Task instructions: Copy each line of the material below that includes the string "true".

Data to process:
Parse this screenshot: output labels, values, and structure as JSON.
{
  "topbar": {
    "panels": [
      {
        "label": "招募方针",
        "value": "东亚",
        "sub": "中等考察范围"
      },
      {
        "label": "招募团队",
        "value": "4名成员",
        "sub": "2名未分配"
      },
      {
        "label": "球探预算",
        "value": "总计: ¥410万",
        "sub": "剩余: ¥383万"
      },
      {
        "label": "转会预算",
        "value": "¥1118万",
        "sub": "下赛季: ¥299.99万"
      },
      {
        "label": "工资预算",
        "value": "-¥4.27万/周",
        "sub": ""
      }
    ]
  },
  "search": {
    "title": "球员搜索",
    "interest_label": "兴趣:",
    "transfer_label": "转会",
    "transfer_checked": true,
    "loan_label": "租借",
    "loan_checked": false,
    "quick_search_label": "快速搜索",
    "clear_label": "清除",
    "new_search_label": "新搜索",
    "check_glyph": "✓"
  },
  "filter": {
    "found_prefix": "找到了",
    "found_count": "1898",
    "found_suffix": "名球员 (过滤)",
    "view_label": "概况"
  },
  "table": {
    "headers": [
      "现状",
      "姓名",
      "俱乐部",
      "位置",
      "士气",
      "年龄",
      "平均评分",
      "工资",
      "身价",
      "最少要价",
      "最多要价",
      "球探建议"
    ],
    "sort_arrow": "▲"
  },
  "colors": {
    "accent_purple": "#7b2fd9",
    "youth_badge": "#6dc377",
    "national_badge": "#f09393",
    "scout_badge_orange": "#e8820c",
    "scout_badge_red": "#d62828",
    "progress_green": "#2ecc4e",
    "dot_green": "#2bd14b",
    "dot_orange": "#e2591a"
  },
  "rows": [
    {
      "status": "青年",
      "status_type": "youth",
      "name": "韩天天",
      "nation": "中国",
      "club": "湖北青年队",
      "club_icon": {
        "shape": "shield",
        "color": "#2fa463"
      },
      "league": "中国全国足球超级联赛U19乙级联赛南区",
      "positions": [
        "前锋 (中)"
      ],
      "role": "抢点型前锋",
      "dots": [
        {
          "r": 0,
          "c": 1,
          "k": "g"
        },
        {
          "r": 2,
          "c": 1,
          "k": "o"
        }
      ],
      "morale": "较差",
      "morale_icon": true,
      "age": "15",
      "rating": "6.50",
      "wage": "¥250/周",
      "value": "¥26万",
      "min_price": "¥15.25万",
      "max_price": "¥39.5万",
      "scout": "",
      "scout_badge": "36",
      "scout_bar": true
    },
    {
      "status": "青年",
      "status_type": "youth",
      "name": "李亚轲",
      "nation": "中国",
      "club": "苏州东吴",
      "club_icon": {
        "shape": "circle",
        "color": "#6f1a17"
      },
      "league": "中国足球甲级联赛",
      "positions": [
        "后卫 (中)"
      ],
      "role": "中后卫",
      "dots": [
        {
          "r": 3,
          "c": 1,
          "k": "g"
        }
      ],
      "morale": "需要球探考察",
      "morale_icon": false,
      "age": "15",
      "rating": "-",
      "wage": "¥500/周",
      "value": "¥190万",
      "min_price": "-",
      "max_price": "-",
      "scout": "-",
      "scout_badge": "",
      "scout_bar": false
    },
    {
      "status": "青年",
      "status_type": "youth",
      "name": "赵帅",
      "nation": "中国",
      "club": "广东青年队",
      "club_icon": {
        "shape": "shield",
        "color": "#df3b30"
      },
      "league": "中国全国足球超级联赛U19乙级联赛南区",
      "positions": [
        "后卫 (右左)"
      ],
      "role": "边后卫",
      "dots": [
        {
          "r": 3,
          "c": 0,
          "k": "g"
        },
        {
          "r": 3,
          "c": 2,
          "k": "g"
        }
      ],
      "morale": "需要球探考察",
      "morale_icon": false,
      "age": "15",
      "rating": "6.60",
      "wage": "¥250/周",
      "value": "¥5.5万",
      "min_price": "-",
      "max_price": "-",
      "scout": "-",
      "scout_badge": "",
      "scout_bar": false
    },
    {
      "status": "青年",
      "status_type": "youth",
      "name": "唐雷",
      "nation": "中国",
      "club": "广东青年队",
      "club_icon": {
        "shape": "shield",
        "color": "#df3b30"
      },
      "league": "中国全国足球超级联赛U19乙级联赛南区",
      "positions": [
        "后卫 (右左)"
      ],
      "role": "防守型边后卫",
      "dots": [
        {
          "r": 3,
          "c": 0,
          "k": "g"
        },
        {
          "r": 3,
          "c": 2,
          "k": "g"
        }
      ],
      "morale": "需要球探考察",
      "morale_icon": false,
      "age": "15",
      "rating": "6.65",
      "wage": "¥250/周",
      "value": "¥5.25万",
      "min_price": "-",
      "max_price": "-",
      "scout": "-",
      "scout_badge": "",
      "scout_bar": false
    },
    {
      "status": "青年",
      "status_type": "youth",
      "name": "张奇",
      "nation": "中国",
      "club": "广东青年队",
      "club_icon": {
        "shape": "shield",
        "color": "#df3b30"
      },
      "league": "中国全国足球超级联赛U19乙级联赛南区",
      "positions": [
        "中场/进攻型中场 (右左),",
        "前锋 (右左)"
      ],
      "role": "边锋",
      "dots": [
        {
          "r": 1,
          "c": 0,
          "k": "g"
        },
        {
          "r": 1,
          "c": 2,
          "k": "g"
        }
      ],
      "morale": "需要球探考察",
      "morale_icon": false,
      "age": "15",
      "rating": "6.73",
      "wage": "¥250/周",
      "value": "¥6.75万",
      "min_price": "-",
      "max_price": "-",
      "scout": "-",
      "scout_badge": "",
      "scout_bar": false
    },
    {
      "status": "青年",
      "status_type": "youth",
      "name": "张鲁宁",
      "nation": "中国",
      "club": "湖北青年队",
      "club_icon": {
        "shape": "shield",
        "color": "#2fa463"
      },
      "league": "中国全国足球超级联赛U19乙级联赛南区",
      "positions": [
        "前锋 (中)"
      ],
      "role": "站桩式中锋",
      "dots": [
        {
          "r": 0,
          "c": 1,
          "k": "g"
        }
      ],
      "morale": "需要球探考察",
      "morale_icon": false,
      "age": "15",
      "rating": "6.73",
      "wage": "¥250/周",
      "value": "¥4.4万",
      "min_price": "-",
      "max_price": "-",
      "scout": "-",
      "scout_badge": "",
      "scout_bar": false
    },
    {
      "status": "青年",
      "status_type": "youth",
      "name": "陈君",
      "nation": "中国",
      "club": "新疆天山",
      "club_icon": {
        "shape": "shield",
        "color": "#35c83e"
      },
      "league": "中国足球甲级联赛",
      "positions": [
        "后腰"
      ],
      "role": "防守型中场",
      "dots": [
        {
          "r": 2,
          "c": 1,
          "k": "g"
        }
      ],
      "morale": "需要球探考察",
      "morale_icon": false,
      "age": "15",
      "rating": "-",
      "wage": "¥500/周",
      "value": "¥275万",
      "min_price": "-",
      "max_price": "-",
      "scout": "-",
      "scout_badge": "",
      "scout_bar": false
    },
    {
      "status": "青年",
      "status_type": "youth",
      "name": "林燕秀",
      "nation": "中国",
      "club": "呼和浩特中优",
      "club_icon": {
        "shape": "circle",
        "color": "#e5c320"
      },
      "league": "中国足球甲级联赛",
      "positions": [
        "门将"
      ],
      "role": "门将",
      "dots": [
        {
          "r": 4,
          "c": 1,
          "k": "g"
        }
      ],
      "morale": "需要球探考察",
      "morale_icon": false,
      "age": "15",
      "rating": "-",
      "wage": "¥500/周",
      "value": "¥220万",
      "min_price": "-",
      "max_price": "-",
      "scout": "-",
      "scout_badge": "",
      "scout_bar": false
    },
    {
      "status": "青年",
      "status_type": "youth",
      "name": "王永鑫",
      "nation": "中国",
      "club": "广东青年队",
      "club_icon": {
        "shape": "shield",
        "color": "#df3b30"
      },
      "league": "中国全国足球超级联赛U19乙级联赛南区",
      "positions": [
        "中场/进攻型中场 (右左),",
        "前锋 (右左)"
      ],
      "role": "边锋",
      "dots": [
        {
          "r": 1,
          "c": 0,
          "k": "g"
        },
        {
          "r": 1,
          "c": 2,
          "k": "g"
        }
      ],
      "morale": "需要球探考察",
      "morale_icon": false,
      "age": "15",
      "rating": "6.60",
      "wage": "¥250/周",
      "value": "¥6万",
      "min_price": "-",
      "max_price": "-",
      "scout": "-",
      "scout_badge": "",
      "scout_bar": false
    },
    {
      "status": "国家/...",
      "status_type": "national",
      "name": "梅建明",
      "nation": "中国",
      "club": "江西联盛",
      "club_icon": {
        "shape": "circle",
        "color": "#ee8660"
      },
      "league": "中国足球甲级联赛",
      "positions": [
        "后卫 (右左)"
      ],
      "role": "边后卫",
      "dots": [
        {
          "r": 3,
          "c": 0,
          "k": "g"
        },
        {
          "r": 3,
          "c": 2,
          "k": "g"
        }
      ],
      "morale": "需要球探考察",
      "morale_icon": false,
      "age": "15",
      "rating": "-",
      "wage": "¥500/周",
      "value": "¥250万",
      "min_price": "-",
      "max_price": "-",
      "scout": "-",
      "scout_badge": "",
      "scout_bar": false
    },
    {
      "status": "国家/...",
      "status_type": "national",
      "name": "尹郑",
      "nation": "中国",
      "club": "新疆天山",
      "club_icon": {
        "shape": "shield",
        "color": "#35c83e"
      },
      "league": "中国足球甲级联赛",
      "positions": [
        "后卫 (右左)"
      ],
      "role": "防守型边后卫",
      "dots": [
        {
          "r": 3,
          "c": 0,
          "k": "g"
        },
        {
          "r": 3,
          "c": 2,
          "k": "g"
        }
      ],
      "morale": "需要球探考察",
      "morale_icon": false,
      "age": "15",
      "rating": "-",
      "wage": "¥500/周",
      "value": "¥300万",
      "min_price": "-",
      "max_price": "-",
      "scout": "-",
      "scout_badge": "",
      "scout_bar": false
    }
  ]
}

Result of the exercise:
    "transfer_checked": true,
      "morale_icon": true,
      "scout_bar": true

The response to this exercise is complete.